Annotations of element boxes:
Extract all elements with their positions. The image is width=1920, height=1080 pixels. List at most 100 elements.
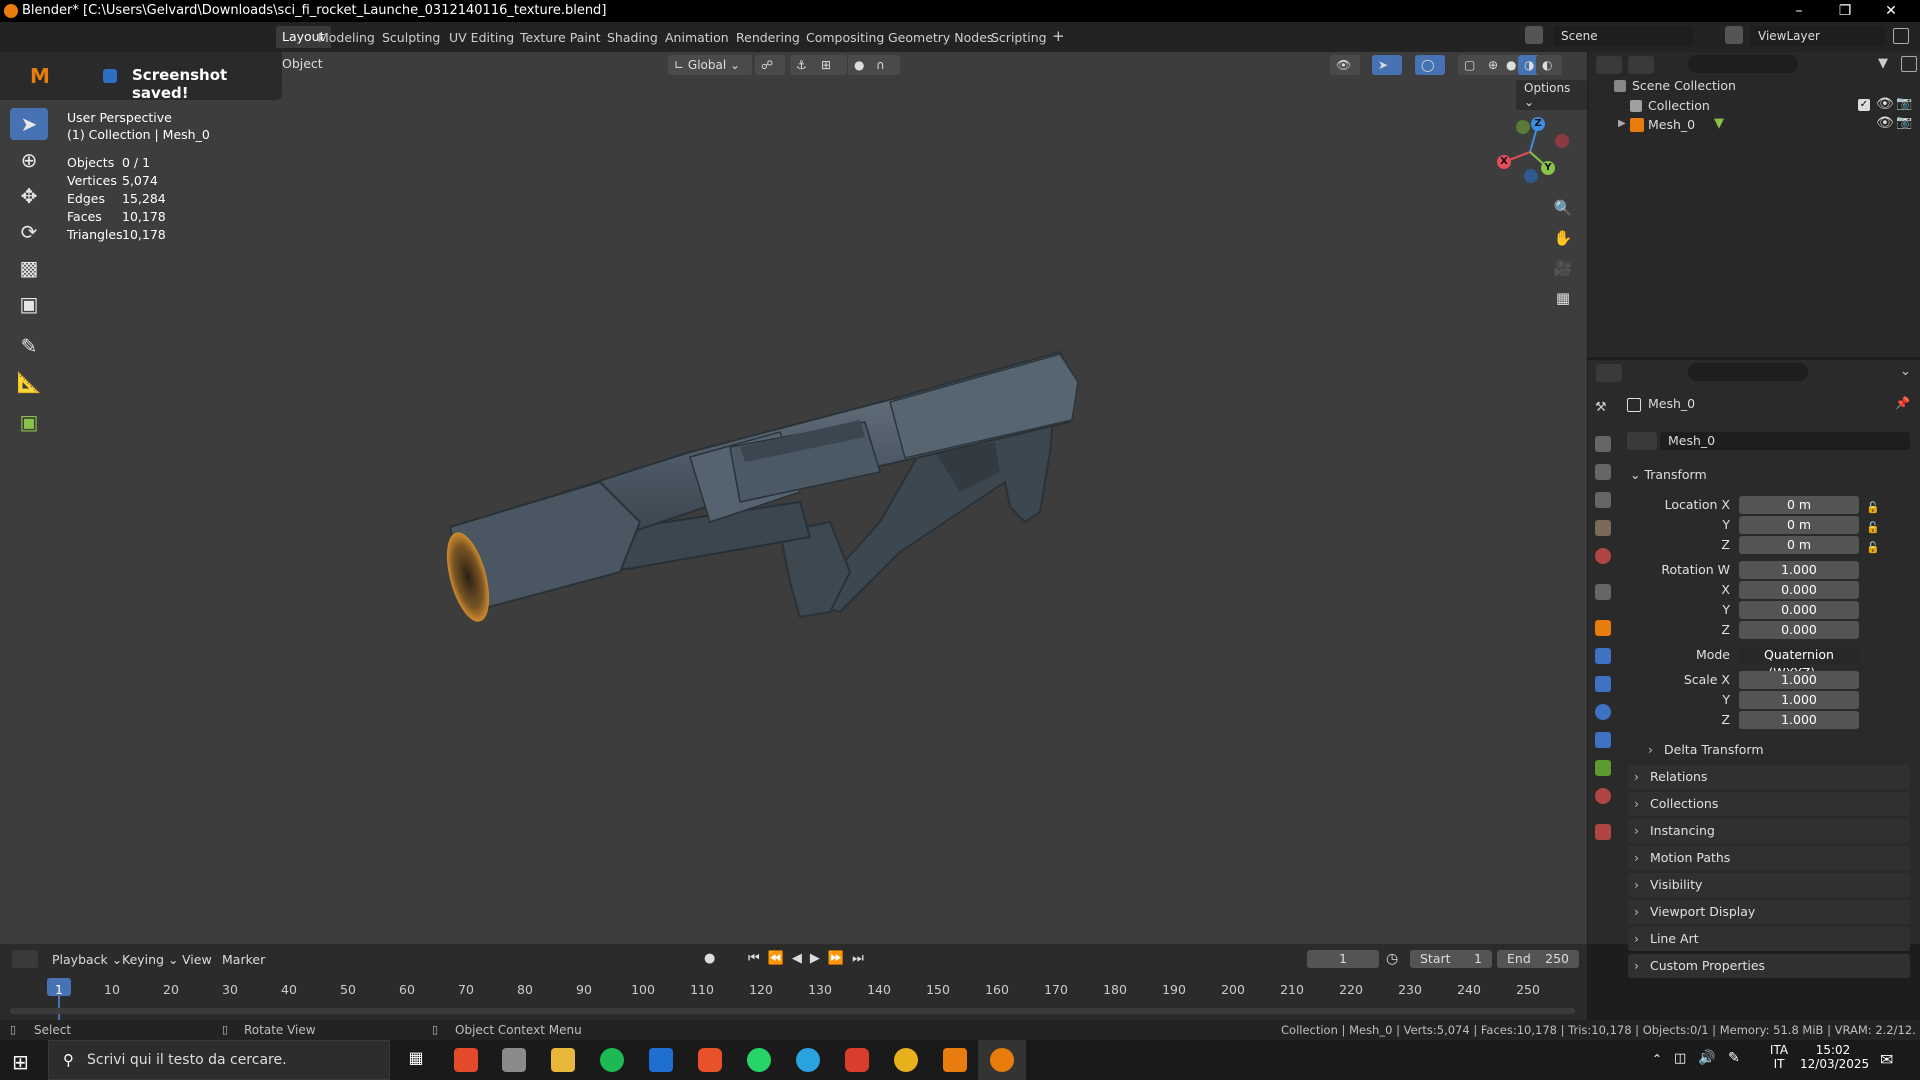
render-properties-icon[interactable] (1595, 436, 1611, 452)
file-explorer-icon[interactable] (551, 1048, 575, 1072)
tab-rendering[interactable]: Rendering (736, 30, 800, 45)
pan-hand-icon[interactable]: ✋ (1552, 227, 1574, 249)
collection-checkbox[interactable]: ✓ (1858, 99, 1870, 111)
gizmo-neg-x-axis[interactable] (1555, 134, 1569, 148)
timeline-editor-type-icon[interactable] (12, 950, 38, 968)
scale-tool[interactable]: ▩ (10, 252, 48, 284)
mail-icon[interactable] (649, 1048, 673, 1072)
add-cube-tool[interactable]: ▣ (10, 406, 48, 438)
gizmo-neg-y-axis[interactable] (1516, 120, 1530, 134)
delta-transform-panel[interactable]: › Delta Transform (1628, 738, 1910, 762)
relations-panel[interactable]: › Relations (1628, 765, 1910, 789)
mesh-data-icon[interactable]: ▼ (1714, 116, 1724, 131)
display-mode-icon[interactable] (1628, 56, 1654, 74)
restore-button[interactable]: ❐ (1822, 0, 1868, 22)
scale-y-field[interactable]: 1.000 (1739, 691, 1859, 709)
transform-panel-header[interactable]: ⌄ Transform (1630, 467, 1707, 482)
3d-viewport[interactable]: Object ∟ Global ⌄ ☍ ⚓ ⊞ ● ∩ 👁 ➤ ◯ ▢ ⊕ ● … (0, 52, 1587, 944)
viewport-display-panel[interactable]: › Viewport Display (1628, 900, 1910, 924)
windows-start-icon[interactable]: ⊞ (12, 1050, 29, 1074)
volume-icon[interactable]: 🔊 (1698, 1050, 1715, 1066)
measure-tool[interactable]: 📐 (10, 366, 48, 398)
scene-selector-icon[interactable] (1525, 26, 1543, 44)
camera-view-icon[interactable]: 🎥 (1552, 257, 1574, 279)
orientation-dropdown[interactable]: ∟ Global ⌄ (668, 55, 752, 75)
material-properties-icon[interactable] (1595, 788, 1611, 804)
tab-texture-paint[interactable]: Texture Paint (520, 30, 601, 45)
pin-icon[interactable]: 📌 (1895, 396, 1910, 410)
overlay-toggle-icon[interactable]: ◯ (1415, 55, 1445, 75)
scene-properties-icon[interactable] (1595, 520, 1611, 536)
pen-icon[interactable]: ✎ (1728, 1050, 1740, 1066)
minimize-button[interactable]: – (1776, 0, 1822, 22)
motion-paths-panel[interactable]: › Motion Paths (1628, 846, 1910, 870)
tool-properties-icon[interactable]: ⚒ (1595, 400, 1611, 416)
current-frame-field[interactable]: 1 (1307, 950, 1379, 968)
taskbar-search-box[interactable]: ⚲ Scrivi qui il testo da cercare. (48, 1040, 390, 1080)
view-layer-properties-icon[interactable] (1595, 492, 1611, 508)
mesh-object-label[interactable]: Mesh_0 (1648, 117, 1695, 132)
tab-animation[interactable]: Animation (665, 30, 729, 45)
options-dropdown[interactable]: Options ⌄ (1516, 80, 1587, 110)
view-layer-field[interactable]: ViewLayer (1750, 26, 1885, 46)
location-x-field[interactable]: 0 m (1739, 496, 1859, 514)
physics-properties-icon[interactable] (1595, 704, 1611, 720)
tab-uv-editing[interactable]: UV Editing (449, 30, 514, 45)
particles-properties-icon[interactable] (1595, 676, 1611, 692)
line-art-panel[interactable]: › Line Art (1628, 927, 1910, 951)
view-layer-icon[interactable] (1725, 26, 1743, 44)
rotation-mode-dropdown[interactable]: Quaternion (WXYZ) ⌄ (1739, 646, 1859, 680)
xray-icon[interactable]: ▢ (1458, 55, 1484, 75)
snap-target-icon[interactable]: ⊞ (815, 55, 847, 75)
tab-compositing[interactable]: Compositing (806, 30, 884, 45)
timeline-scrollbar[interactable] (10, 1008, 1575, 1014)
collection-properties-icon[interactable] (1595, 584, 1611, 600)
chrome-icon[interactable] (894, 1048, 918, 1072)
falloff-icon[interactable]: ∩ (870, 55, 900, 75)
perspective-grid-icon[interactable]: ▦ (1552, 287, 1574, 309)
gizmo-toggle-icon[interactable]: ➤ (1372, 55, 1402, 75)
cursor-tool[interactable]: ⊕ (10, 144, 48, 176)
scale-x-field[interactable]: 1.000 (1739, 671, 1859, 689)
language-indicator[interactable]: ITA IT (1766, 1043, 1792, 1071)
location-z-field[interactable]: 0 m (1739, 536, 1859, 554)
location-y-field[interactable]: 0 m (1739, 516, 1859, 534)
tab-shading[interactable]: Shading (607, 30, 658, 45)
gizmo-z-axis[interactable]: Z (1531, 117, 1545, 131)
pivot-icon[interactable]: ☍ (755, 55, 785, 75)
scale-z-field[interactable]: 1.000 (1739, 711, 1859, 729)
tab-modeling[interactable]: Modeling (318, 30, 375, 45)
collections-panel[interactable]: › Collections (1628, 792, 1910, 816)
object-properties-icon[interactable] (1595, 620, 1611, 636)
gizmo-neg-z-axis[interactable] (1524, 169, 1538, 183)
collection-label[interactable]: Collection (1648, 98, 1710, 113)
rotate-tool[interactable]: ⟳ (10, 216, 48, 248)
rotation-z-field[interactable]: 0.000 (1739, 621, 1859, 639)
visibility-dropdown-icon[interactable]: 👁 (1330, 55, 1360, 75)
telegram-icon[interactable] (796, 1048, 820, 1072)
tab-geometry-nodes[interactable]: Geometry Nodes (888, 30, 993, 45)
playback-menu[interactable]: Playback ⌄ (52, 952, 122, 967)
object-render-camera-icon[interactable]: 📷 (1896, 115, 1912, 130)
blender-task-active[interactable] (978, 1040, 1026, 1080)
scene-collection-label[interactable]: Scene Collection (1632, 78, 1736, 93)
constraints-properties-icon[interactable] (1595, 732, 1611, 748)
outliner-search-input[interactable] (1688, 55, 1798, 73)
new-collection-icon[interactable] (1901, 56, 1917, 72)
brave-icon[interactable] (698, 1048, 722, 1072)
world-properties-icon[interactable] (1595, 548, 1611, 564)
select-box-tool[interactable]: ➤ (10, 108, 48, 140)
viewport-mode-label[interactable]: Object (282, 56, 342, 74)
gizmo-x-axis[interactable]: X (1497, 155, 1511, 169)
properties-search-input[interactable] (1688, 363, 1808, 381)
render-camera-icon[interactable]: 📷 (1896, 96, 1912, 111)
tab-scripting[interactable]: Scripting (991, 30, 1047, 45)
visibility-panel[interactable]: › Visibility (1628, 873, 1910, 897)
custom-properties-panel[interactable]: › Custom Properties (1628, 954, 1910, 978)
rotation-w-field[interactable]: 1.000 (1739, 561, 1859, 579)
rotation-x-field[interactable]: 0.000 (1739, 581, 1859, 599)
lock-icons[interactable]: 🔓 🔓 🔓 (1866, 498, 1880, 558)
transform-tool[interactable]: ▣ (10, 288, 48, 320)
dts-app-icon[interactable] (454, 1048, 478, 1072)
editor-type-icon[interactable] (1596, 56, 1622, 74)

• WORK TO DO: Reproduce every line of the records above verbatim, leaving out the pictures.

• PROBLEM SOLUTION:
Extract all elements with their positions. The image is width=1920, height=1080 pixels. List at most 100 elements.
render-properties-icon[interactable] (1595, 436, 1611, 452)
file-explorer-icon[interactable] (551, 1048, 575, 1072)
tab-rendering[interactable]: Rendering (736, 30, 800, 45)
pan-hand-icon[interactable]: ✋ (1552, 227, 1574, 249)
collection-checkbox[interactable]: ✓ (1858, 99, 1870, 111)
gizmo-neg-x-axis[interactable] (1555, 134, 1569, 148)
timeline-editor-type-icon[interactable] (12, 950, 38, 968)
scale-tool[interactable]: ▩ (10, 252, 48, 284)
mail-icon[interactable] (649, 1048, 673, 1072)
add-cube-tool[interactable]: ▣ (10, 406, 48, 438)
gizmo-neg-y-axis[interactable] (1516, 120, 1530, 134)
delta-transform-panel[interactable]: › Delta Transform (1628, 738, 1910, 762)
relations-panel[interactable]: › Relations (1628, 765, 1910, 789)
mesh-data-icon[interactable]: ▼ (1714, 116, 1724, 131)
display-mode-icon[interactable] (1628, 56, 1654, 74)
restore-button[interactable]: ❐ (1822, 0, 1868, 22)
scale-y-field[interactable]: 1.000 (1739, 691, 1859, 709)
transform-panel-header[interactable]: ⌄ Transform (1630, 467, 1707, 482)
3d-viewport[interactable]: Object ∟ Global ⌄ ☍ ⚓ ⊞ ● ∩ 👁 ➤ ◯ ▢ ⊕ ● … (0, 52, 1587, 944)
viewport-display-panel[interactable]: › Viewport Display (1628, 900, 1910, 924)
windows-start-icon[interactable]: ⊞ (12, 1050, 29, 1074)
volume-icon[interactable]: 🔊 (1698, 1050, 1715, 1066)
measure-tool[interactable]: 📐 (10, 366, 48, 398)
scene-selector-icon[interactable] (1525, 26, 1543, 44)
camera-view-icon[interactable]: 🎥 (1552, 257, 1574, 279)
orientation-dropdown[interactable]: ∟ Global ⌄ (668, 55, 752, 75)
material-properties-icon[interactable] (1595, 788, 1611, 804)
tab-texture-paint[interactable]: Texture Paint (520, 30, 601, 45)
pin-icon[interactable]: 📌 (1895, 396, 1910, 410)
overlay-toggle-icon[interactable]: ◯ (1415, 55, 1445, 75)
scene-properties-icon[interactable] (1595, 520, 1611, 536)
pen-icon[interactable]: ✎ (1728, 1050, 1740, 1066)
minimize-button[interactable]: – (1776, 0, 1822, 22)
motion-paths-panel[interactable]: › Motion Paths (1628, 846, 1910, 870)
tool-properties-icon[interactable]: ⚒ (1595, 400, 1611, 416)
current-frame-field[interactable]: 1 (1307, 950, 1379, 968)
taskbar-search-box[interactable]: ⚲ Scrivi qui il testo da cercare. (48, 1040, 390, 1080)
view-layer-properties-icon[interactable] (1595, 492, 1611, 508)
mesh-object-label[interactable]: Mesh_0 (1648, 117, 1695, 132)
tab-animation[interactable]: Animation (665, 30, 729, 45)
options-dropdown[interactable]: Options ⌄ (1516, 80, 1587, 110)
view-layer-field[interactable]: ViewLayer (1750, 26, 1885, 46)
location-x-field[interactable]: 0 m (1739, 496, 1859, 514)
physics-properties-icon[interactable] (1595, 704, 1611, 720)
tab-uv-editing[interactable]: UV Editing (449, 30, 514, 45)
particles-properties-icon[interactable] (1595, 676, 1611, 692)
line-art-panel[interactable]: › Line Art (1628, 927, 1910, 951)
view-layer-icon[interactable] (1725, 26, 1743, 44)
rotation-mode-dropdown[interactable]: Quaternion (WXYZ) ⌄ (1739, 646, 1859, 680)
xray-icon[interactable]: ▢ (1458, 55, 1484, 75)
snap-target-icon[interactable]: ⊞ (815, 55, 847, 75)
tab-compositing[interactable]: Compositing (806, 30, 884, 45)
timeline-scrollbar[interactable] (10, 1008, 1575, 1014)
collection-properties-icon[interactable] (1595, 584, 1611, 600)
chrome-icon[interactable] (894, 1048, 918, 1072)
falloff-icon[interactable]: ∩ (870, 55, 900, 75)
perspective-grid-icon[interactable]: ▦ (1552, 287, 1574, 309)
gizmo-toggle-icon[interactable]: ➤ (1372, 55, 1402, 75)
cursor-tool[interactable]: ⊕ (10, 144, 48, 176)
scale-x-field[interactable]: 1.000 (1739, 671, 1859, 689)
language-indicator[interactable]: ITA IT (1766, 1043, 1792, 1071)
location-z-field[interactable]: 0 m (1739, 536, 1859, 554)
location-y-field[interactable]: 0 m (1739, 516, 1859, 534)
tab-shading[interactable]: Shading (607, 30, 658, 45)
gizmo-z-axis[interactable]: Z (1531, 117, 1545, 131)
pivot-icon[interactable]: ☍ (755, 55, 785, 75)
scale-z-field[interactable]: 1.000 (1739, 711, 1859, 729)
tab-modeling[interactable]: Modeling (318, 30, 375, 45)
collections-panel[interactable]: › Collections (1628, 792, 1910, 816)
object-properties-icon[interactable] (1595, 620, 1611, 636)
gizmo-neg-z-axis[interactable] (1524, 169, 1538, 183)
collection-label[interactable]: Collection (1648, 98, 1710, 113)
rotate-tool[interactable]: ⟳ (10, 216, 48, 248)
rotation-z-field[interactable]: 0.000 (1739, 621, 1859, 639)
visibility-dropdown-icon[interactable]: 👁 (1330, 55, 1360, 75)
telegram-icon[interactable] (796, 1048, 820, 1072)
tab-geometry-nodes[interactable]: Geometry Nodes (888, 30, 993, 45)
playback-menu[interactable]: Playback ⌄ (52, 952, 122, 967)
object-render-camera-icon[interactable]: 📷 (1896, 115, 1912, 130)
blender-task-active[interactable] (978, 1040, 1026, 1080)
scene-collection-label[interactable]: Scene Collection (1632, 78, 1736, 93)
constraints-properties-icon[interactable] (1595, 732, 1611, 748)
outliner-search-input[interactable] (1688, 55, 1798, 73)
new-collection-icon[interactable] (1901, 56, 1917, 72)
brave-icon[interactable] (698, 1048, 722, 1072)
world-properties-icon[interactable] (1595, 548, 1611, 564)
select-box-tool[interactable]: ➤ (10, 108, 48, 140)
viewport-mode-label[interactable]: Object (282, 56, 342, 74)
gizmo-x-axis[interactable]: X (1497, 155, 1511, 169)
properties-search-input[interactable] (1688, 363, 1808, 381)
render-camera-icon[interactable]: 📷 (1896, 96, 1912, 111)
tab-scripting[interactable]: Scripting (991, 30, 1047, 45)
visibility-panel[interactable]: › Visibility (1628, 873, 1910, 897)
custom-properties-panel[interactable]: › Custom Properties (1628, 954, 1910, 978)
rotation-w-field[interactable]: 1.000 (1739, 561, 1859, 579)
rotation-x-field[interactable]: 0.000 (1739, 581, 1859, 599)
lock-icons[interactable]: 🔓 🔓 🔓 (1866, 498, 1880, 558)
transform-tool[interactable]: ▣ (10, 288, 48, 320)
dts-app-icon[interactable] (454, 1048, 478, 1072)
editor-type-icon[interactable] (1596, 56, 1622, 74)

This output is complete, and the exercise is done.